■ **Work to complete**: Exclude the pictures and return every line exactly as written.

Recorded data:

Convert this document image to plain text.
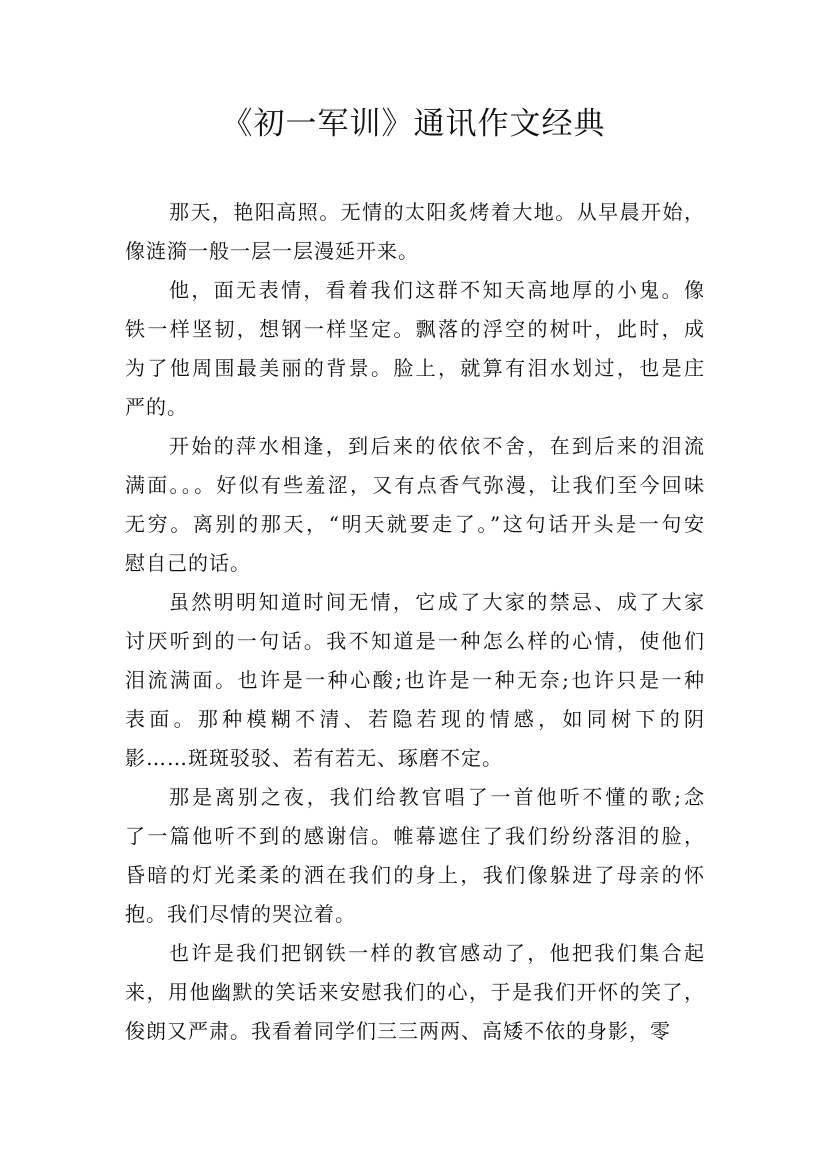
《初一军训》通讯作文经典
那天，艳阳高照。无情的太阳炙烤着大地。从早晨开始，
像涟漪一般一层一层漫延开来。
他，面无表情，看着我们这群不知天高地厚的小鬼。像
铁一样坚韧，想钢一样坚定。飘落的浮空的树叶，此时，成
为了他周围最美丽的背景。脸上，就算有泪水划过，也是庄
严的。
开始的萍水相逢，到后来的依依不舍，在到后来的泪流
满面。。。好似有些羞涩，又有点香气弥漫，让我们至今回味
无穷。离别的那天，“明天就要走了。”这句话开头是一句安
慰自己的话。
虽然明明知道时间无情，它成了大家的禁忌、成了大家
讨厌听到的一句话。我不知道是一种怎么样的心情，使他们
泪流满面。也许是一种心酸;也许是一种无奈;也许只是一种
表面。那种模糊不清、若隐若现的情感，如同树下的阴
影……斑斑驳驳、若有若无、琢磨不定。
那是离别之夜，我们给教官唱了一首他听不懂的歌;念
了一篇他听不到的感谢信。帷幕遮住了我们纷纷落泪的脸，
昏暗的灯光柔柔的洒在我们的身上，我们像躲进了母亲的怀
抱。我们尽情的哭泣着。
也许是我们把钢铁一样的教官感动了，他把我们集合起
来，用他幽默的笑话来安慰我们的心，于是我们开怀的笑了，
俊朗又严肃。我看着同学们三三两两、高矮不依的身影，零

■ **Result**:
Convert this document image to plain text.
《初一军训》通讯作文经典
那天，艳阳高照。无情的太阳炙烤着大地。从早晨开始，
像涟漪一般一层一层漫延开来。
他，面无表情，看着我们这群不知天高地厚的小鬼。像
铁一样坚韧，想钢一样坚定。飘落的浮空的树叶，此时，成
为了他周围最美丽的背景。脸上，就算有泪水划过，也是庄
严的。
开始的萍水相逢，到后来的依依不舍，在到后来的泪流
满面。。。好似有些羞涩，又有点香气弥漫，让我们至今回味
无穷。离别的那天，“明天就要走了。”这句话开头是一句安
慰自己的话。
虽然明明知道时间无情，它成了大家的禁忌、成了大家
讨厌听到的一句话。我不知道是一种怎么样的心情，使他们
泪流满面。也许是一种心酸;也许是一种无奈;也许只是一种
表面。那种模糊不清、若隐若现的情感，如同树下的阴
影……斑斑驳驳、若有若无、琢磨不定。
那是离别之夜，我们给教官唱了一首他听不懂的歌;念
了一篇他听不到的感谢信。帷幕遮住了我们纷纷落泪的脸，
昏暗的灯光柔柔的洒在我们的身上，我们像躲进了母亲的怀
抱。我们尽情的哭泣着。
也许是我们把钢铁一样的教官感动了，他把我们集合起
来，用他幽默的笑话来安慰我们的心，于是我们开怀的笑了，
俊朗又严肃。我看着同学们三三两两、高矮不依的身影，零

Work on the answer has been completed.